**Task prompt:** In the records that follow, show each line where the word "Beratungsmöglichkeit" is present.

Stored records
▼
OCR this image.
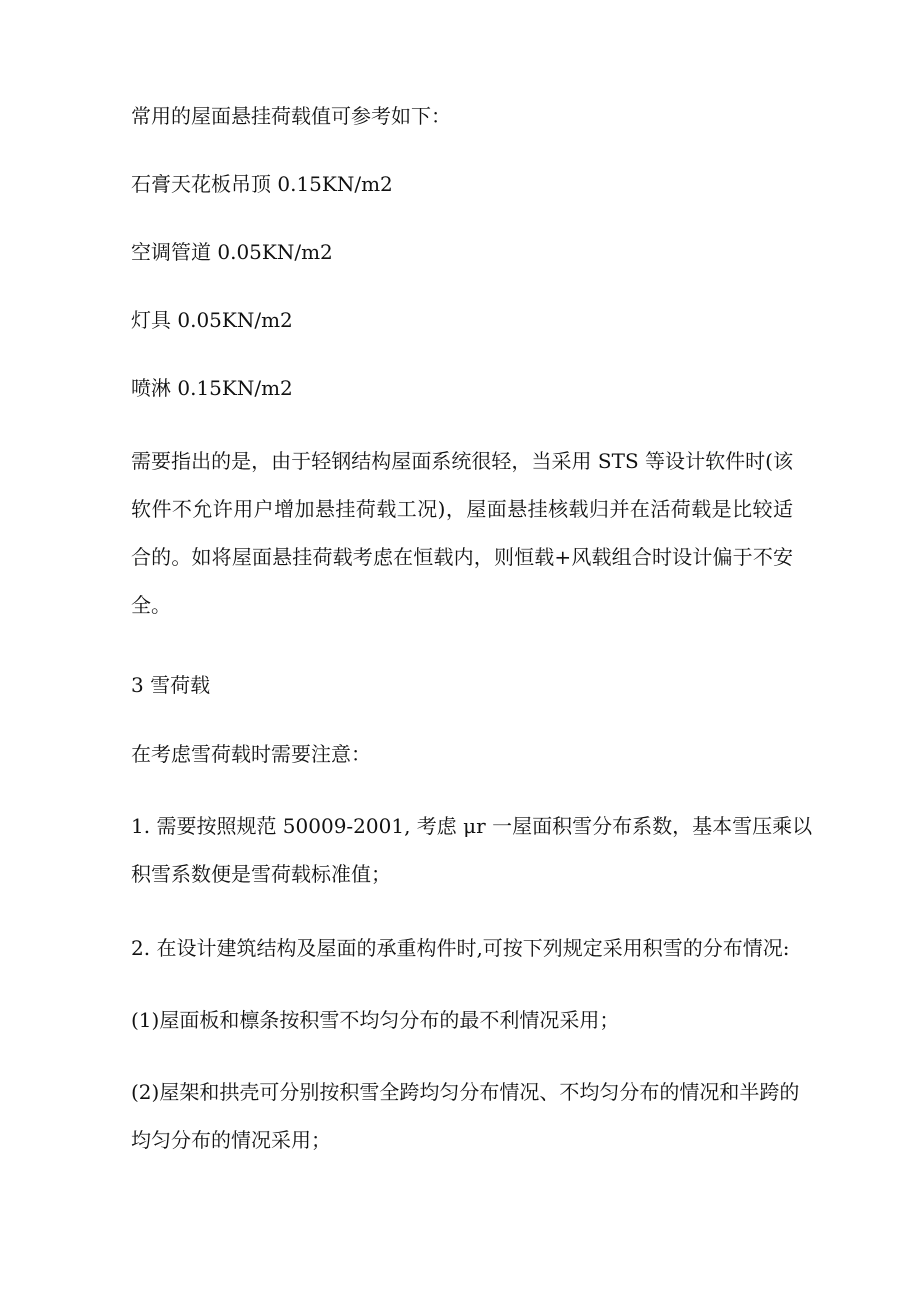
常用的屋面悬挂荷载值可参考如下：

石膏天花板吊顶 0.15KN/m2

空调管道 0.05KN/m2

灯具 0.05KN/m2

喷淋 0.15KN/m2

需要指出的是，由于轻钢结构屋面系统很轻，当采用 STS 等设计软件时(该
软件不允许用户增加悬挂荷载工况)，屋面悬挂核载归并在活荷载是比较适
合的。如将屋面悬挂荷载考虑在恒载内，则恒载+风载组合时设计偏于不安
全。

3 雪荷载

在考虑雪荷载时需要注意：

1. 需要按照规范 50009-2001, 考虑 μr 一屋面积雪分布系数，基本雪压乘以
积雪系数便是雪荷载标准值；

2. 在设计建筑结构及屋面的承重构件时,可按下列规定采用积雪的分布情况:

(1)屋面板和檩条按积雪不均匀分布的最不利情况采用；

(2)屋架和拱壳可分别按积雪全跨均匀分布情况、不均匀分布的情况和半跨的
均匀分布的情况采用；
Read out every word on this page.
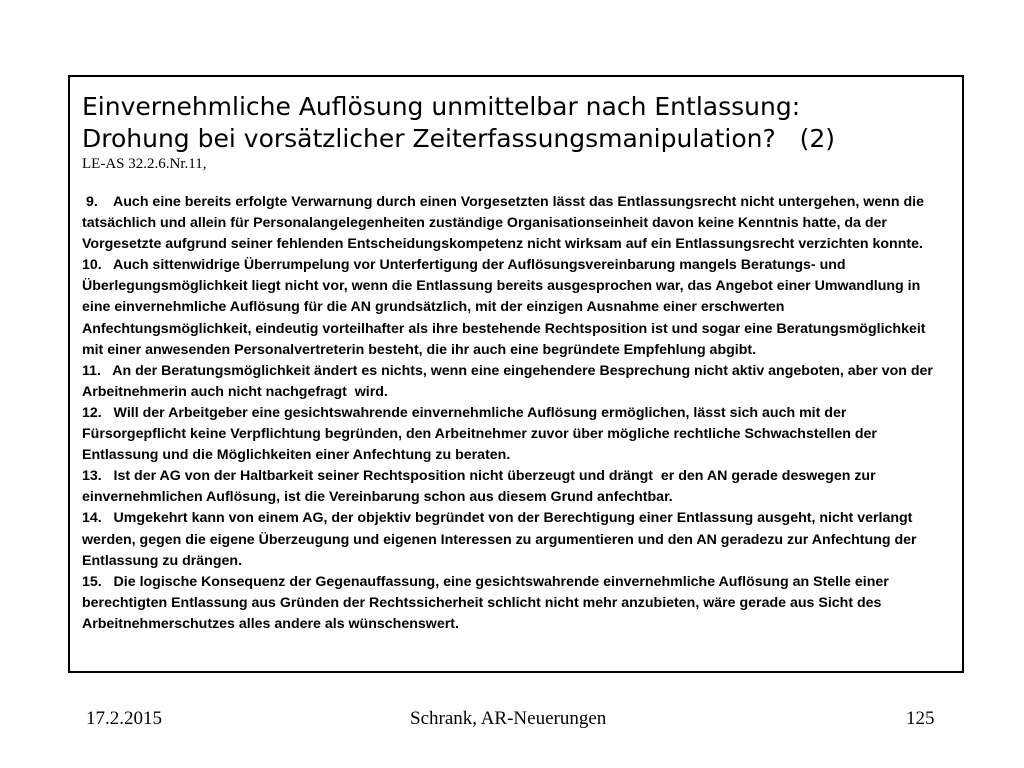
Einvernehmliche Auflösung unmittelbar nach Entlassung:
Drohung bei vorsätzlicher Zeiterfassungsmanipulation?   (2)

LE-AS 32.2.6.Nr.11,

9.    Auch eine bereits erfolgte Verwarnung durch einen Vorgesetzten lässt das Entlassungsrecht nicht untergehen, wenn die tatsächlich und allein für Personalangelegenheiten zuständige Organisationseinheit davon keine Kenntnis hatte, da der Vorgesetzte aufgrund seiner fehlenden Entscheidungskompetenz nicht wirksam auf ein Entlassungsrecht verzichten konnte.
10.   Auch sittenwidrige Überrumpelung vor Unterfertigung der Auflösungsvereinbarung mangels Beratungs- und Überlegungsmöglichkeit liegt nicht vor, wenn die Entlassung bereits ausgesprochen war, das Angebot einer Umwandlung in eine einvernehmliche Auflösung für die AN grundsätzlich, mit der einzigen Ausnahme einer erschwerten Anfechtungsmöglichkeit, eindeutig vorteilhafter als ihre bestehende Rechtsposition ist und sogar eine Beratungsmöglichkeit mit einer anwesenden Personalvertreterin besteht, die ihr auch eine begründete Empfehlung abgibt.
11.   An der Beratungsmöglichkeit ändert es nichts, wenn eine eingehendere Besprechung nicht aktiv angeboten, aber von der Arbeitnehmerin auch nicht nachgefragt  wird.
12.   Will der Arbeitgeber eine gesichtswahrende einvernehmliche Auflösung ermöglichen, lässt sich auch mit der Fürsorgepflicht keine Verpflichtung begründen, den Arbeitnehmer zuvor über mögliche rechtliche Schwachstellen der Entlassung und die Möglichkeiten einer Anfechtung zu beraten.
13.   Ist der AG von der Haltbarkeit seiner Rechtsposition nicht überzeugt und drängt  er den AN gerade deswegen zur einvernehmlichen Auflösung, ist die Vereinbarung schon aus diesem Grund anfechtbar.
14.   Umgekehrt kann von einem AG, der objektiv begründet von der Berechtigung einer Entlassung ausgeht, nicht verlangt werden, gegen die eigene Überzeugung und eigenen Interessen zu argumentieren und den AN geradezu zur Anfechtung der Entlassung zu drängen.
15.   Die logische Konsequenz der Gegenauffassung, eine gesichtswahrende einvernehmliche Auflösung an Stelle einer berechtigten Entlassung aus Gründen der Rechtssicherheit schlicht nicht mehr anzubieten, wäre gerade aus Sicht des Arbeitnehmerschutzes alles andere als wünschenswert.
17.2.2015	Schrank, AR-Neuerungen	125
▲
**Worked answer:**
10.   Auch sittenwidrige Überrumpelung vor Unterfertigung der Auflösungsvereinbarung mangels Beratungs- und Überlegungsmöglichkeit liegt nicht vor, wenn die Entlassung bereits ausgesprochen war, das Angebot einer Umwandlung in eine einvernehmliche Auflösung für die AN grundsätzlich, mit der einzigen Ausnahme einer erschwerten Anfechtungsmöglichkeit, eindeutig vorteilhafter als ihre bestehende Rechtsposition ist und sogar eine Beratungsmöglichkeit mit einer anwesenden Personalvertreterin besteht, die ihr auch eine begründete Empfehlung abgibt.
11.   An der Beratungsmöglichkeit ändert es nichts, wenn eine eingehendere Besprechung nicht aktiv angeboten, aber von der Arbeitnehmerin auch nicht nachgefragt  wird.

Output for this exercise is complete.